** WHAT TO WORK ON **
Pictures appear in the records below; write out everything else exactly.

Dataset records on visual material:
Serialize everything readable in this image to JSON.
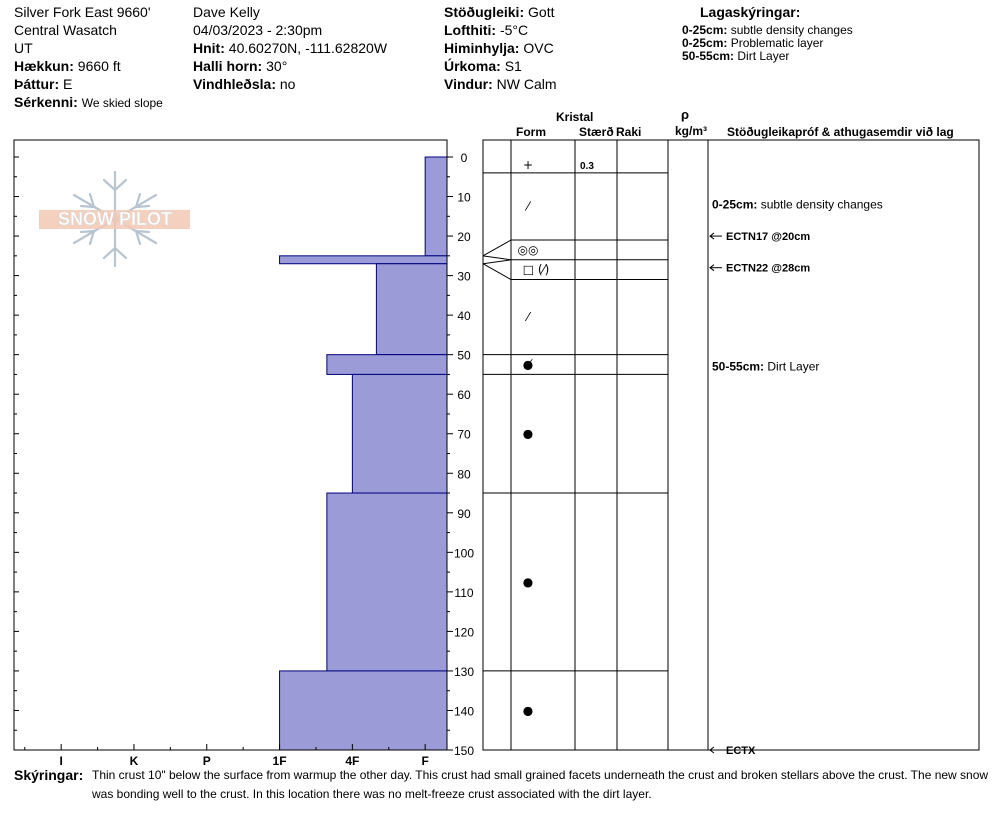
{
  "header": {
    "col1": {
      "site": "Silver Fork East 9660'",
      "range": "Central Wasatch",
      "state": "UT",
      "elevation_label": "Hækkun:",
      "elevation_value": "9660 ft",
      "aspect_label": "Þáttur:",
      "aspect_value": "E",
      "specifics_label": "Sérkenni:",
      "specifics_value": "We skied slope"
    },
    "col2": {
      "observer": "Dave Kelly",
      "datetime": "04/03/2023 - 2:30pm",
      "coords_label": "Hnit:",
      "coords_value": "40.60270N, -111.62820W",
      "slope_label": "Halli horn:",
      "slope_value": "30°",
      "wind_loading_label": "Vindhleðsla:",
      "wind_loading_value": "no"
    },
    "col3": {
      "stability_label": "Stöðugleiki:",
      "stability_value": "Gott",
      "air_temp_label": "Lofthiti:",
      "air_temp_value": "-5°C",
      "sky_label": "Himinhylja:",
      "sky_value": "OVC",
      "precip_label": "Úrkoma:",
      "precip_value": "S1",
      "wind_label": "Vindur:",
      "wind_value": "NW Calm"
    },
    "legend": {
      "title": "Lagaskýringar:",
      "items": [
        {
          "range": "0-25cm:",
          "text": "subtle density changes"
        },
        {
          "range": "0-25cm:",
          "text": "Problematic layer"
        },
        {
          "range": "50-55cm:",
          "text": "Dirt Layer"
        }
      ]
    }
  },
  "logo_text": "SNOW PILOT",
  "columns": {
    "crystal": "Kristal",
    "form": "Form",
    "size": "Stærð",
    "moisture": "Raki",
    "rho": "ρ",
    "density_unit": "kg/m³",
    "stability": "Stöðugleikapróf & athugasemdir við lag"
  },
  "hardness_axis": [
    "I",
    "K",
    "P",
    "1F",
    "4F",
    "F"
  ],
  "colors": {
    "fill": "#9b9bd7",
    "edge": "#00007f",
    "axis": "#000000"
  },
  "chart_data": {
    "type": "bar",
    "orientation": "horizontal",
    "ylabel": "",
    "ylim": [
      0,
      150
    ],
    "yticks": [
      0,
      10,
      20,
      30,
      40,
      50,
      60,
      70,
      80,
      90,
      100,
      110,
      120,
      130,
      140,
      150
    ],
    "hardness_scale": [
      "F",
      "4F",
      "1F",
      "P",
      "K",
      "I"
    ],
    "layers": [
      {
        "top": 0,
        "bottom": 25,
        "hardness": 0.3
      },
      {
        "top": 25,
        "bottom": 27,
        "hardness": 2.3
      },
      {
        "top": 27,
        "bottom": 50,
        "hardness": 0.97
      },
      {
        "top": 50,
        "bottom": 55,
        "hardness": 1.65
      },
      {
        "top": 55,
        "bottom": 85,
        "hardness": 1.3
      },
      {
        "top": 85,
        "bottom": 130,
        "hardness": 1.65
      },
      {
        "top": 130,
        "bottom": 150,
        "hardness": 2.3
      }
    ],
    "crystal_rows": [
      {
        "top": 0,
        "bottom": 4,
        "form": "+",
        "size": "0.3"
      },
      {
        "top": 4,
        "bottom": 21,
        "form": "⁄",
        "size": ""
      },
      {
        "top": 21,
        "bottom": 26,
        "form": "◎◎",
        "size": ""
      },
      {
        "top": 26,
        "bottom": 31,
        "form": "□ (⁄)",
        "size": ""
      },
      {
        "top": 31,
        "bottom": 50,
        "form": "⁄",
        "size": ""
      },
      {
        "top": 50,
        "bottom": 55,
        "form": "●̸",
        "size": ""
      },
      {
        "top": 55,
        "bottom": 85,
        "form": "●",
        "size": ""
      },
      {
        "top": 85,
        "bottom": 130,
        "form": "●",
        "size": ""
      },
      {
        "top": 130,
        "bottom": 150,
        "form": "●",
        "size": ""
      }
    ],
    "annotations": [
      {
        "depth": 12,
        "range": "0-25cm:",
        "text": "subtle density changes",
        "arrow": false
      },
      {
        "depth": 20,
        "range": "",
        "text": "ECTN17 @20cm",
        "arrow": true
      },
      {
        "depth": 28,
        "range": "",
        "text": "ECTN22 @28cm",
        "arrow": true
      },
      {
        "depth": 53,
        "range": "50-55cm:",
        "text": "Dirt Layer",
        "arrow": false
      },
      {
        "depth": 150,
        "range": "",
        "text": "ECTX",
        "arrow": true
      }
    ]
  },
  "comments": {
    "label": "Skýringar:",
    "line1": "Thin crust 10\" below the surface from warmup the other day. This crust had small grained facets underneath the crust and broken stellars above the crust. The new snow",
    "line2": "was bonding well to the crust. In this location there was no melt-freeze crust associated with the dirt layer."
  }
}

** EXPECTED ANSWER **
Serialize everything readable in this image to JSON.
{
  "header": {
    "col1": {
      "site": "Silver Fork East 9660'",
      "range": "Central Wasatch",
      "state": "UT",
      "elevation_label": "Hækkun:",
      "elevation_value": "9660 ft",
      "aspect_label": "Þáttur:",
      "aspect_value": "E",
      "specifics_label": "Sérkenni:",
      "specifics_value": "We skied slope"
    },
    "col2": {
      "observer": "Dave Kelly",
      "datetime": "04/03/2023 - 2:30pm",
      "coords_label": "Hnit:",
      "coords_value": "40.60270N, -111.62820W",
      "slope_label": "Halli horn:",
      "slope_value": "30°",
      "wind_loading_label": "Vindhleðsla:",
      "wind_loading_value": "no"
    },
    "col3": {
      "stability_label": "Stöðugleiki:",
      "stability_value": "Gott",
      "air_temp_label": "Lofthiti:",
      "air_temp_value": "-5°C",
      "sky_label": "Himinhylja:",
      "sky_value": "OVC",
      "precip_label": "Úrkoma:",
      "precip_value": "S1",
      "wind_label": "Vindur:",
      "wind_value": "NW Calm"
    },
    "legend": {
      "title": "Lagaskýringar:",
      "items": [
        {
          "range": "0-25cm:",
          "text": "subtle density changes"
        },
        {
          "range": "0-25cm:",
          "text": "Problematic layer"
        },
        {
          "range": "50-55cm:",
          "text": "Dirt Layer"
        }
      ]
    }
  },
  "logo_text": "SNOW PILOT",
  "columns": {
    "crystal": "Kristal",
    "form": "Form",
    "size": "Stærð",
    "moisture": "Raki",
    "rho": "ρ",
    "density_unit": "kg/m³",
    "stability": "Stöðugleikapróf & athugasemdir við lag"
  },
  "hardness_axis": [
    "I",
    "K",
    "P",
    "1F",
    "4F",
    "F"
  ],
  "colors": {
    "fill": "#9b9bd7",
    "edge": "#00007f",
    "axis": "#000000"
  },
  "chart_data": {
    "type": "bar",
    "orientation": "horizontal",
    "ylabel": "",
    "ylim": [
      0,
      150
    ],
    "yticks": [
      0,
      10,
      20,
      30,
      40,
      50,
      60,
      70,
      80,
      90,
      100,
      110,
      120,
      130,
      140,
      150
    ],
    "hardness_scale": [
      "F",
      "4F",
      "1F",
      "P",
      "K",
      "I"
    ],
    "layers": [
      {
        "top": 0,
        "bottom": 25,
        "hardness": 0.3
      },
      {
        "top": 25,
        "bottom": 27,
        "hardness": 2.3
      },
      {
        "top": 27,
        "bottom": 50,
        "hardness": 0.97
      },
      {
        "top": 50,
        "bottom": 55,
        "hardness": 1.65
      },
      {
        "top": 55,
        "bottom": 85,
        "hardness": 1.3
      },
      {
        "top": 85,
        "bottom": 130,
        "hardness": 1.65
      },
      {
        "top": 130,
        "bottom": 150,
        "hardness": 2.3
      }
    ],
    "crystal_rows": [
      {
        "top": 0,
        "bottom": 4,
        "form": "+",
        "size": "0.3"
      },
      {
        "top": 4,
        "bottom": 21,
        "form": "⁄",
        "size": ""
      },
      {
        "top": 21,
        "bottom": 26,
        "form": "◎◎",
        "size": ""
      },
      {
        "top": 26,
        "bottom": 31,
        "form": "□ (⁄)",
        "size": ""
      },
      {
        "top": 31,
        "bottom": 50,
        "form": "⁄",
        "size": ""
      },
      {
        "top": 50,
        "bottom": 55,
        "form": "●̸",
        "size": ""
      },
      {
        "top": 55,
        "bottom": 85,
        "form": "●",
        "size": ""
      },
      {
        "top": 85,
        "bottom": 130,
        "form": "●",
        "size": ""
      },
      {
        "top": 130,
        "bottom": 150,
        "form": "●",
        "size": ""
      }
    ],
    "annotations": [
      {
        "depth": 12,
        "range": "0-25cm:",
        "text": "subtle density changes",
        "arrow": false
      },
      {
        "depth": 20,
        "range": "",
        "text": "ECTN17 @20cm",
        "arrow": true
      },
      {
        "depth": 28,
        "range": "",
        "text": "ECTN22 @28cm",
        "arrow": true
      },
      {
        "depth": 53,
        "range": "50-55cm:",
        "text": "Dirt Layer",
        "arrow": false
      },
      {
        "depth": 150,
        "range": "",
        "text": "ECTX",
        "arrow": true
      }
    ]
  },
  "comments": {
    "label": "Skýringar:",
    "line1": "Thin crust 10\" below the surface from warmup the other day. This crust had small grained facets underneath the crust and broken stellars above the crust. The new snow",
    "line2": "was bonding well to the crust. In this location there was no melt-freeze crust associated with the dirt layer."
  }
}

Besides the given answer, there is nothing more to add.